- Extrait du texte
Mais ce mouvement contre-transférentiel de réparation, ne cherchait-il pas simplement tout autant à la réparer elle, qu’à me réparer moi, en tant qu’image parentale (paternelle aussi bien que maternelle) attaquée par le coup de fusil du transfert négatif ?
Retour à la clinique
Il me semble que l’on retrouve de manière assez explicite dans l’épisode traumatique, ou « en trauma », de Jeanne. tous les niveaux de conflictualité – tant œdipienne, que surtout primaire – qui sont inclus dans le terme générique de « traumatisme ».
Ces niveaux, parfois très condensés, peuvent opérer sur le contre-transfert de l’analyste des effets de l’ordre d’une « confusion des langues ». Là où l’analyste pense que, dans le transfert, c’est une demande de tendresse (le « courant tendre ») qui se dissimule en arrière-plan de la « catastrophe », c’est en fait l’érotique (et les effets d’un transfert passionnel – un amour de transfert très ‘cru’ et ‘cruel’) qui surgit ; inversement, là où l’analyste peut penser en termes de sexualisation ou d’érotisation, c’est en fait une demande de soins primaires (de réassurance et d’affection) dont il s’agit ( On peut ici penser au « chaud » et au « froid », métaphores proposées par Claude Janin) .

- Consigne 1
Dans l'extrait sur le contre-transfert, quelles métaphores proposées par Claude Janin sont évoquées ?
- Consigne 2
Résumez le paragraphe de l'extrait sur le contre-transfert qui commence par « Ces niveaux, parfois très condensés » en gardant ses idées essentielles.

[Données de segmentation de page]

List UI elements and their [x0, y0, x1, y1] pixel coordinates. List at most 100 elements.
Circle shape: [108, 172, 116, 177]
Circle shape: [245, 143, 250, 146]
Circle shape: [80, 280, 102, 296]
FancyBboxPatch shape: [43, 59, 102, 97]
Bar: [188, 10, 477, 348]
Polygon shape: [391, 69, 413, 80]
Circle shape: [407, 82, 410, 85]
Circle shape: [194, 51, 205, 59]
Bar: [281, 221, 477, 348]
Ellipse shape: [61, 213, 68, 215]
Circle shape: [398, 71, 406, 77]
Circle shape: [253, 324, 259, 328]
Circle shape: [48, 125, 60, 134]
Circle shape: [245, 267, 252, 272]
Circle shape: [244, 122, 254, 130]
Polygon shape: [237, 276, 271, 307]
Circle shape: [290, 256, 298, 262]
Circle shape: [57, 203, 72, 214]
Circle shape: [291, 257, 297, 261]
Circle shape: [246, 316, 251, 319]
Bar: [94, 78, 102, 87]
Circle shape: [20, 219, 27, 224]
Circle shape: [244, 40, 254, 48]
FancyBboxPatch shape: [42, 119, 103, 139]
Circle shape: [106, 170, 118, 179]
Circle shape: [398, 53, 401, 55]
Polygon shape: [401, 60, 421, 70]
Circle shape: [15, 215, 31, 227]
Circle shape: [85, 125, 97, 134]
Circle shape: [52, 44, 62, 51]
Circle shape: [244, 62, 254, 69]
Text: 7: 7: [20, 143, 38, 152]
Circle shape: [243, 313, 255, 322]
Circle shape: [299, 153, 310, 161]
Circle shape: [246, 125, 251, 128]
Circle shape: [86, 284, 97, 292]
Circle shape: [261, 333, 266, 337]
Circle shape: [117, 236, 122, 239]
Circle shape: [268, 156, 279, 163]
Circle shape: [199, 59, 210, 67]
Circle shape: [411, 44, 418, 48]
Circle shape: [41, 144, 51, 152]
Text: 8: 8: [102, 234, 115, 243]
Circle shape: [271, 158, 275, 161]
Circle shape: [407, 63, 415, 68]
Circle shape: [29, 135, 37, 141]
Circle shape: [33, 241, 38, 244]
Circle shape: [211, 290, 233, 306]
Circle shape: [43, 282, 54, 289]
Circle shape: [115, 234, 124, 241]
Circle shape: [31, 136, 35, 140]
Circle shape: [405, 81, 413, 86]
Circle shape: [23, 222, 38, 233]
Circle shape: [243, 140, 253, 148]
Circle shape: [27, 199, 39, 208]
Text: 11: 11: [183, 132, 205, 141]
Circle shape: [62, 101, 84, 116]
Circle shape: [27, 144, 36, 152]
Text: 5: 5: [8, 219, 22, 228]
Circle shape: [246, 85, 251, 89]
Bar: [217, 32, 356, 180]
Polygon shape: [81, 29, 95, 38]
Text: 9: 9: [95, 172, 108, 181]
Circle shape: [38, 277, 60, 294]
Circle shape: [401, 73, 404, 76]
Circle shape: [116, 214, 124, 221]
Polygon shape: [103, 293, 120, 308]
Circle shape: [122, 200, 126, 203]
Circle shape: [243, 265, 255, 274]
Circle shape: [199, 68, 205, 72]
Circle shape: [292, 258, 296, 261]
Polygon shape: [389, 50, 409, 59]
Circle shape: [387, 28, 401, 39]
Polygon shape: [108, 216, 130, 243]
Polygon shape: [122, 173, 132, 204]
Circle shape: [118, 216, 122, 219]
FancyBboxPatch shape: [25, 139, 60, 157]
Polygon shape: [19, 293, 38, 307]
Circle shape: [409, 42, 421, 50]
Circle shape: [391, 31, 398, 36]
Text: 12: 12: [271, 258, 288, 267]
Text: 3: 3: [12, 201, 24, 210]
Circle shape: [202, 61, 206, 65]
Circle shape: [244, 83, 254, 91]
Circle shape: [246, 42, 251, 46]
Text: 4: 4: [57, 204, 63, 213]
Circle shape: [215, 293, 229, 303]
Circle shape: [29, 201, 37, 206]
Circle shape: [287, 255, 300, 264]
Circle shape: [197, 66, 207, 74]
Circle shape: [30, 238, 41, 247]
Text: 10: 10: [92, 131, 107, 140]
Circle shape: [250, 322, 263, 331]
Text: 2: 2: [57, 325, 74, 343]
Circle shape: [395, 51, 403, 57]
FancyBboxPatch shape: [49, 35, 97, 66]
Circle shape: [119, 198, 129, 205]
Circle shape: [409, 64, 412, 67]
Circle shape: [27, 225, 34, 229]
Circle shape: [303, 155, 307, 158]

- Réponse 1
Le « chaud » et le « froid ».

- Réponse 2
Ces niveaux, parfois très condensés, peuvent produire sur le contre-transfert de l'analyste des effets de « confusion des langues ». Là où l'analyste croit voir une demande de tendresse derrière la « catastrophe », c'est en fait l'érotique qui surgit, avec un transfert passionnel « cru » et « cruel ». Inversement, ce qu'il interprète comme une sexualisation peut être une demande de soins primaires, de réassurance et d'affection. On peut penser ici au « chaud » et au « froid », les métaphores de Claude Janin.